◆ TASK INSTRUCTIONS ◆
Can you transcribe the data exactly? Leave the pictures out.

## begin

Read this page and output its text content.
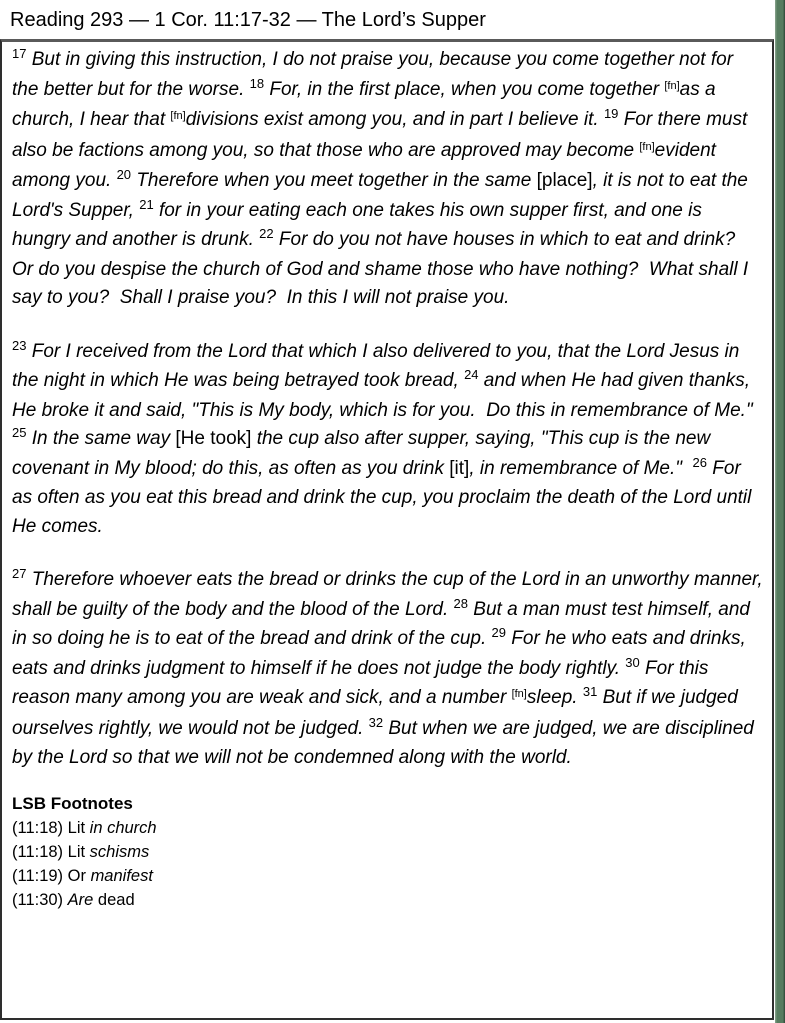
Reading 293 — 1 Cor. 11:17-32 — The Lord’s Supper

$^{17}$ But in giving this instruction, I do not praise you, because you come together not for the better but for the worse. $^{18}$ For, in the first place, when you come together [fn]as a church, I hear that [fn]divisions exist among you, and in part I believe it. $^{19}$ For there must also be factions among you, so that those who are approved may become [fn]evident among you. $^{20}$ Therefore when you meet together in the same [place], it is not to eat the Lord's Supper, $^{21}$ for in your eating each one takes his own supper first, and one is hungry and another is drunk. $^{22}$ For do you not have houses in which to eat and drink?  Or do you despise the church of God and shame those who have nothing?  What shall I say to you?  Shall I praise you?  In this I will not praise you.

$^{23}$ For I received from the Lord that which I also delivered to you, that the Lord Jesus in the night in which He was being betrayed took bread, $^{24}$ and when He had given thanks, He broke it and said, "This is My body, which is for you.  Do this in remembrance of Me."  $^{25}$ In the same way [He took] the cup also after supper, saying, "This cup is the new covenant in My blood; do this, as often as you drink [it], in remembrance of Me."  $^{26}$ For as often as you eat this bread and drink the cup, you proclaim the death of the Lord until He comes.

$^{27}$ Therefore whoever eats the bread or drinks the cup of the Lord in an unworthy manner, shall be guilty of the body and the blood of the Lord. $^{28}$ But a man must test himself, and in so doing he is to eat of the bread and drink of the cup. $^{29}$ For he who eats and drinks, eats and drinks judgment to himself if he does not judge the body rightly. $^{30}$ For this reason many among you are weak and sick, and a number [fn]sleep. $^{31}$ But if we judged ourselves rightly, we would not be judged. $^{32}$ But when we are judged, we are disciplined by the Lord so that we will not be condemned along with the world.

LSB Footnotes
(11:18) Lit in church
(11:18) Lit schisms
(11:19) Or manifest
(11:30) Are dead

## end

◆ EXPECTED OUTPUT ◆
Read this page and output its text content.
Reading 293 — 1 Cor. 11:17-32 — The Lord’s Supper

$^{17}$ But in giving this instruction, I do not praise you, because you come together not for the better but for the worse. $^{18}$ For, in the first place, when you come together [fn]as a church, I hear that [fn]divisions exist among you, and in part I believe it. $^{19}$ For there must also be factions among you, so that those who are approved may become [fn]evident among you. $^{20}$ Therefore when you meet together in the same [place], it is not to eat the Lord's Supper, $^{21}$ for in your eating each one takes his own supper first, and one is hungry and another is drunk. $^{22}$ For do you not have houses in which to eat and drink?  Or do you despise the church of God and shame those who have nothing?  What shall I say to you?  Shall I praise you?  In this I will not praise you.

$^{23}$ For I received from the Lord that which I also delivered to you, that the Lord Jesus in the night in which He was being betrayed took bread, $^{24}$ and when He had given thanks, He broke it and said, "This is My body, which is for you.  Do this in remembrance of Me."  $^{25}$ In the same way [He took] the cup also after supper, saying, "This cup is the new covenant in My blood; do this, as often as you drink [it], in remembrance of Me."  $^{26}$ For as often as you eat this bread and drink the cup, you proclaim the death of the Lord until He comes.

$^{27}$ Therefore whoever eats the bread or drinks the cup of the Lord in an unworthy manner, shall be guilty of the body and the blood of the Lord. $^{28}$ But a man must test himself, and in so doing he is to eat of the bread and drink of the cup. $^{29}$ For he who eats and drinks, eats and drinks judgment to himself if he does not judge the body rightly. $^{30}$ For this reason many among you are weak and sick, and a number [fn]sleep. $^{31}$ But if we judged ourselves rightly, we would not be judged. $^{32}$ But when we are judged, we are disciplined by the Lord so that we will not be condemned along with the world.

LSB Footnotes
(11:18) Lit in church
(11:18) Lit schisms
(11:19) Or manifest
(11:30) Are dead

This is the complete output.